Part of a data file
───

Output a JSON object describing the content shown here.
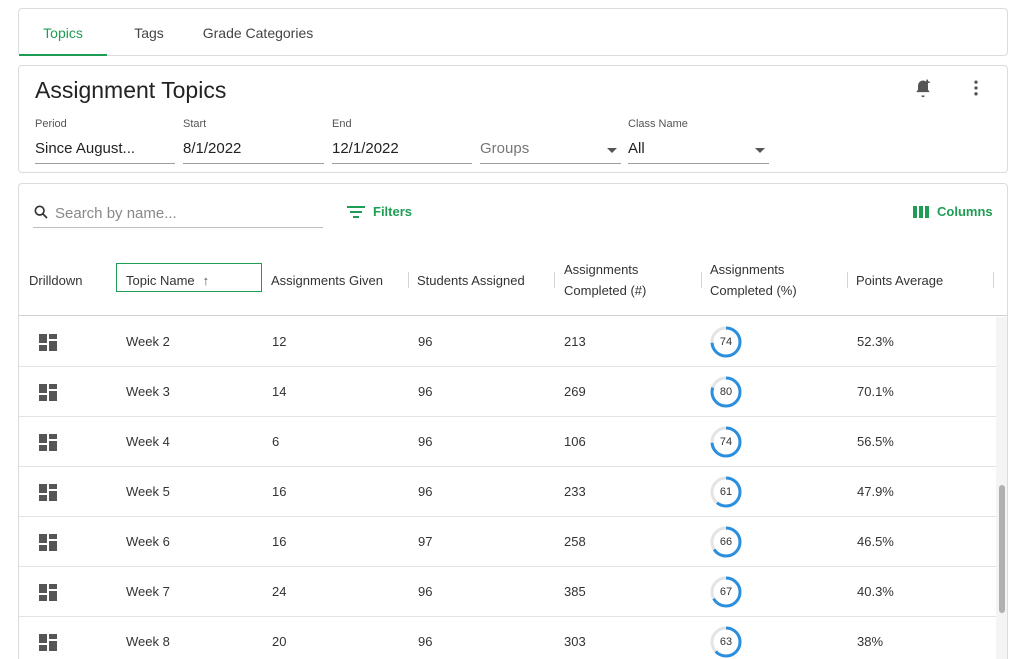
{
  "tabs": [
    {
      "label": "Topics",
      "active": true
    },
    {
      "label": "Tags",
      "active": false
    },
    {
      "label": "Grade Categories",
      "active": false
    }
  ],
  "header": {
    "title": "Assignment Topics",
    "icons": [
      "add-alert-icon",
      "more-vert-icon"
    ],
    "fields": {
      "period": {
        "label": "Period",
        "value": "Since August..."
      },
      "start": {
        "label": "Start",
        "value": "8/1/2022"
      },
      "end": {
        "label": "End",
        "value": "12/1/2022"
      },
      "groups": {
        "label": "",
        "value": "Groups"
      },
      "class_name": {
        "label": "Class Name",
        "value": "All"
      }
    }
  },
  "toolbar": {
    "search_placeholder": "Search by name...",
    "filters_label": "Filters",
    "columns_label": "Columns"
  },
  "table": {
    "columns": [
      {
        "label": "Drilldown"
      },
      {
        "label": "Topic Name",
        "sorted": "ascending"
      },
      {
        "label": "Assignments Given"
      },
      {
        "label": "Students Assigned"
      },
      {
        "label": "Assignments Completed (#)"
      },
      {
        "label": "Assignments Completed (%)"
      },
      {
        "label": "Points Average"
      }
    ],
    "rows": [
      {
        "topic": "Week 2",
        "given": "12",
        "students": "96",
        "completed": "213",
        "pct": "74",
        "points": "52.3%"
      },
      {
        "topic": "Week 3",
        "given": "14",
        "students": "96",
        "completed": "269",
        "pct": "80",
        "points": "70.1%"
      },
      {
        "topic": "Week 4",
        "given": "6",
        "students": "96",
        "completed": "106",
        "pct": "74",
        "points": "56.5%"
      },
      {
        "topic": "Week 5",
        "given": "16",
        "students": "96",
        "completed": "233",
        "pct": "61",
        "points": "47.9%"
      },
      {
        "topic": "Week 6",
        "given": "16",
        "students": "97",
        "completed": "258",
        "pct": "66",
        "points": "46.5%"
      },
      {
        "topic": "Week 7",
        "given": "24",
        "students": "96",
        "completed": "385",
        "pct": "67",
        "points": "40.3%"
      },
      {
        "topic": "Week 8",
        "given": "20",
        "students": "96",
        "completed": "303",
        "pct": "63",
        "points": "38%"
      }
    ]
  },
  "colors": {
    "accent": "#1f9d55",
    "ring": "#2b8fe0",
    "ring_track": "#e4e4e4"
  }
}
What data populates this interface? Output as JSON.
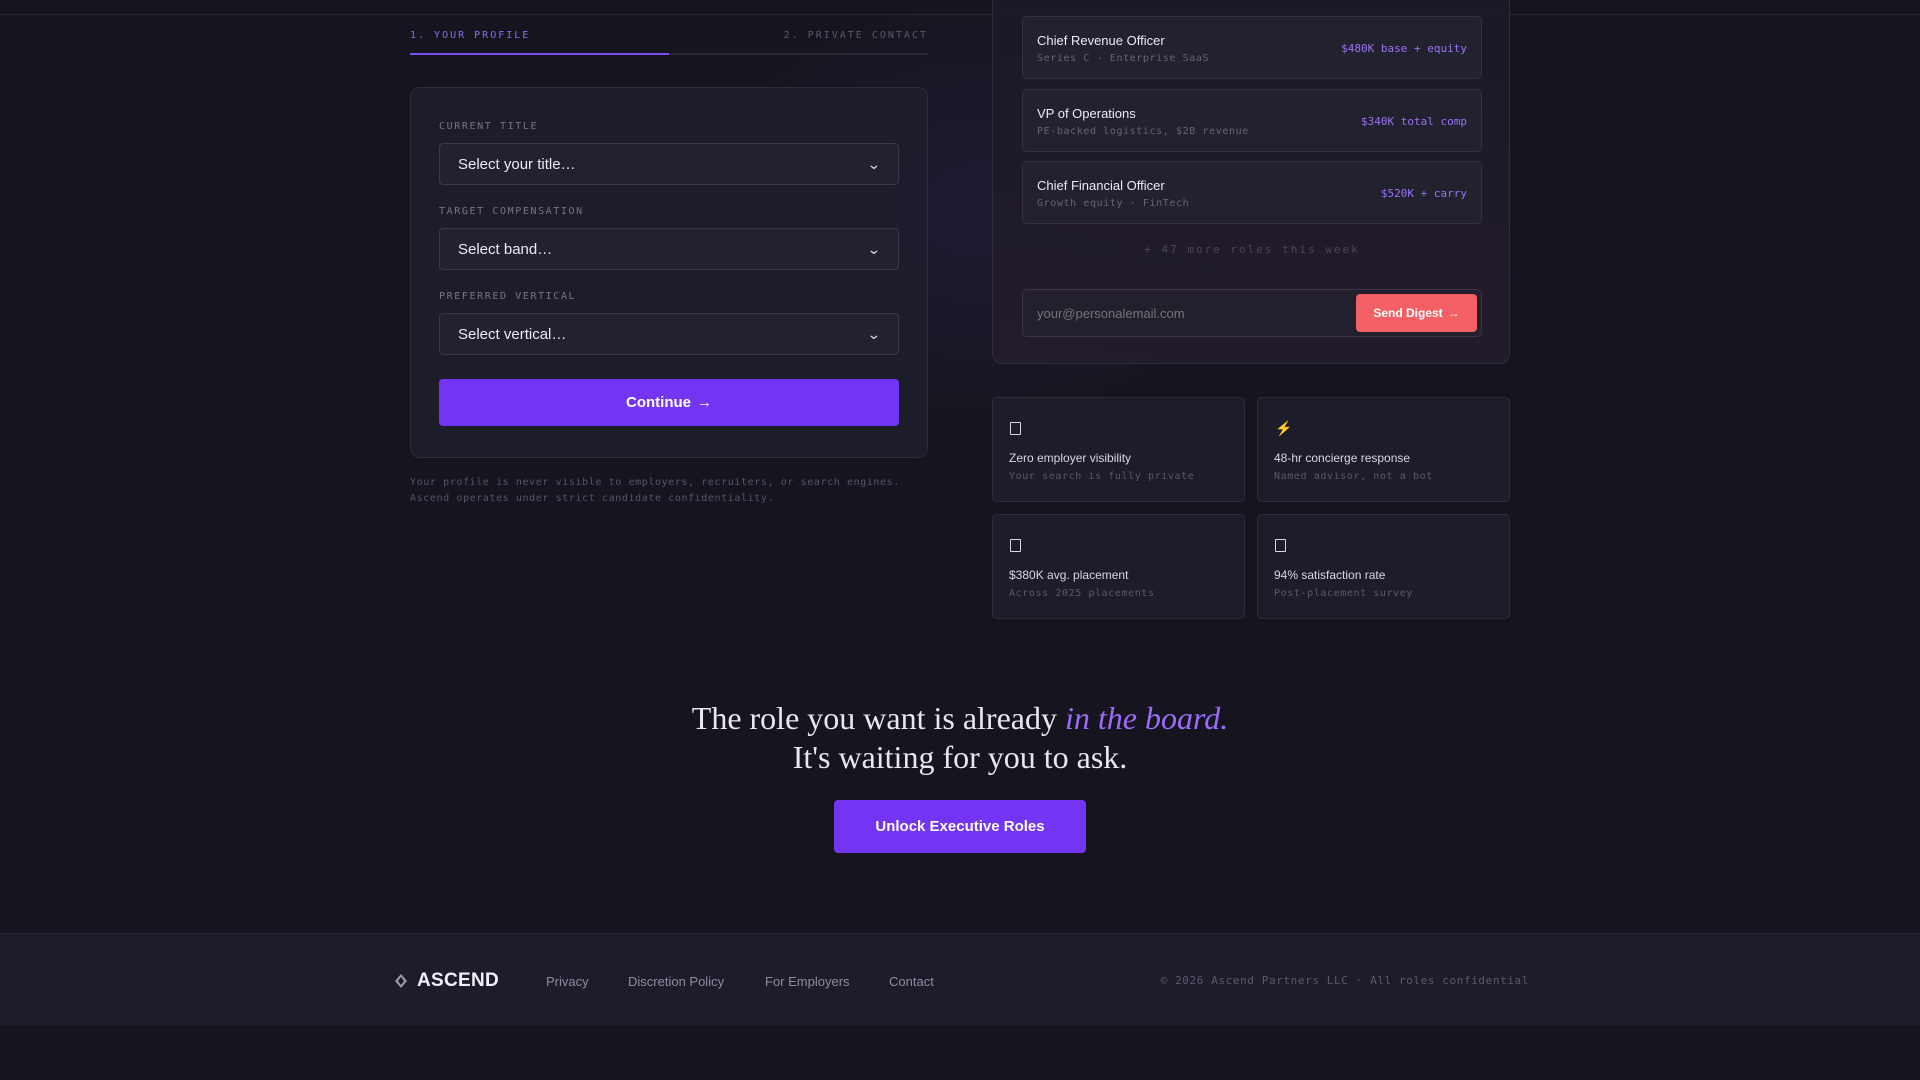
{
  "steps": {
    "step1": "1. YOUR PROFILE",
    "step2": "2. PRIVATE CONTACT",
    "progress_fraction": 0.5
  },
  "form": {
    "fields": [
      {
        "label": "CURRENT TITLE",
        "value": "Select your title…"
      },
      {
        "label": "TARGET COMPENSATION",
        "value": "Select band…"
      },
      {
        "label": "PREFERRED VERTICAL",
        "value": "Select vertical…"
      }
    ],
    "continue_label": "Continue",
    "continue_arrow": "→",
    "privacy_note_line1": "Your profile is never visible to employers, recruiters, or search engines.",
    "privacy_note_line2": "Ascend operates under strict candidate confidentiality."
  },
  "roles": {
    "items": [
      {
        "title": "Chief Revenue Officer",
        "meta": "Series C · Enterprise SaaS",
        "comp": "$480K base + equity"
      },
      {
        "title": "VP of Operations",
        "meta": "PE-backed logistics, $2B revenue",
        "comp": "$340K total comp"
      },
      {
        "title": "Chief Financial Officer",
        "meta": "Growth equity · FinTech",
        "comp": "$520K + carry"
      }
    ],
    "more_text": "+ 47 more roles this week",
    "email_placeholder": "your@personalemail.com",
    "send_label": "Send Digest",
    "send_arrow": "→"
  },
  "features": [
    {
      "icon": "lock-icon",
      "title": "Zero employer visibility",
      "sub": "Your search is fully private"
    },
    {
      "icon": "lightning-icon",
      "glyph": "⚡",
      "title": "48-hr concierge response",
      "sub": "Named advisor, not a bot"
    },
    {
      "icon": "money-icon",
      "title": "$380K avg. placement",
      "sub": "Across 2025 placements"
    },
    {
      "icon": "star-icon",
      "title": "94% satisfaction rate",
      "sub": "Post-placement survey"
    }
  ],
  "cta": {
    "line1_prefix": "The role you want is already ",
    "line1_accent": "in the board.",
    "line2": "It's waiting for you to ask.",
    "button": "Unlock Executive Roles"
  },
  "footer": {
    "brand": "ASCEND",
    "links": [
      "Privacy",
      "Discretion Policy",
      "For Employers",
      "Contact"
    ],
    "copyright": "© 2026 Ascend Partners LLC · All roles confidential"
  },
  "colors": {
    "accent_purple": "#7434f3",
    "accent_coral": "#f26066",
    "background": "#16151f"
  }
}
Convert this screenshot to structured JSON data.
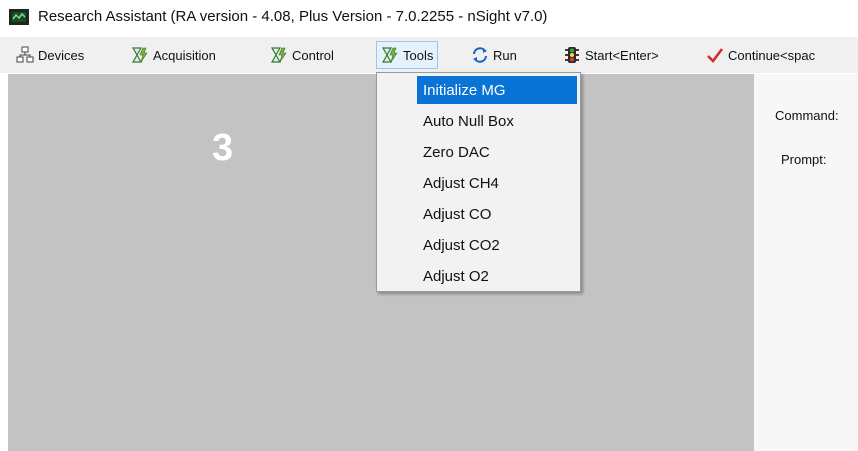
{
  "window": {
    "title": "Research Assistant (RA version - 4.08, Plus Version - 7.0.2255 - nSight v7.0)",
    "app_icon": "monitor-chart-icon"
  },
  "menubar": {
    "items": [
      {
        "label": "Devices",
        "icon": "network-icon"
      },
      {
        "label": "Acquisition",
        "icon": "hourglass-lightning-icon"
      },
      {
        "label": "Control",
        "icon": "hourglass-lightning-icon"
      },
      {
        "label": "Tools",
        "icon": "hourglass-lightning-icon",
        "open": true
      },
      {
        "label": "Run",
        "icon": "refresh-arrows-icon"
      },
      {
        "label": "Start<Enter>",
        "icon": "traffic-light-icon"
      },
      {
        "label": "Continue<spac",
        "icon": "checkmark-icon"
      }
    ]
  },
  "tools_menu": {
    "items": [
      {
        "label": "Initialize MG",
        "selected": true
      },
      {
        "label": "Auto Null Box"
      },
      {
        "label": "Zero DAC"
      },
      {
        "label": "Adjust CH4"
      },
      {
        "label": "Adjust CO"
      },
      {
        "label": "Adjust CO2"
      },
      {
        "label": "Adjust O2"
      }
    ]
  },
  "main": {
    "channel_number": "3"
  },
  "side_panel": {
    "command_label": "Command:",
    "prompt_label": "Prompt:"
  },
  "colors": {
    "selected_highlight": "#0a74d6",
    "panel_gray": "#c3c3c3",
    "menubar_bg": "#f0f0f0"
  }
}
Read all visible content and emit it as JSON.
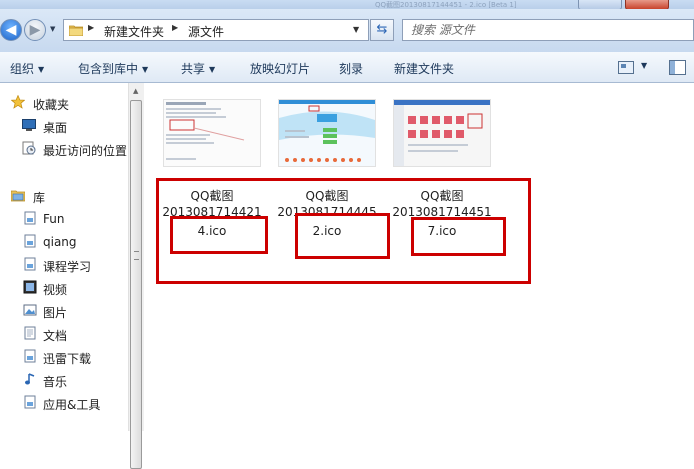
{
  "window": {
    "ghost_title": "QQ截图20130817144451 - 2.ico [Beta 1]"
  },
  "nav": {
    "breadcrumbs": [
      "新建文件夹",
      "源文件"
    ],
    "search_placeholder": "搜索 源文件",
    "back_icon": "back-arrow-icon",
    "forward_icon": "forward-arrow-icon",
    "refresh_icon": "refresh-icon"
  },
  "toolbar": {
    "organize": "组织",
    "include_in_library": "包含到库中",
    "share": "共享",
    "slideshow": "放映幻灯片",
    "burn": "刻录",
    "new_folder": "新建文件夹"
  },
  "sidebar": {
    "favorites": {
      "header": "收藏夹",
      "items": [
        "桌面",
        "最近访问的位置"
      ]
    },
    "libraries": {
      "header": "库",
      "items": [
        "Fun",
        "qiang",
        "课程学习",
        "视频",
        "图片",
        "文档",
        "迅雷下载",
        "音乐",
        "应用&工具"
      ]
    }
  },
  "files": [
    {
      "name_line1": "QQ截图",
      "name_line2": "2013081714421",
      "name_line3": "4.ico"
    },
    {
      "name_line1": "QQ截图",
      "name_line2": "2013081714445",
      "name_line3": "2.ico"
    },
    {
      "name_line1": "QQ截图",
      "name_line2": "2013081714451",
      "name_line3": "7.ico"
    }
  ],
  "colors": {
    "annotation_red": "#cc0000",
    "toolbar_text": "#1e395b",
    "chrome_blue": "#c7d9ef"
  }
}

───

** GIVEN PROBLEM **
Filter the entries and copy out every line with the word "JSON".

** EXERCISE RESPONSE **
Output a JSON object describing the content shown here.
What data populates this interface? Output as JSON.
Convert this screenshot to structured JSON data.
Read all visible content and emit it as JSON.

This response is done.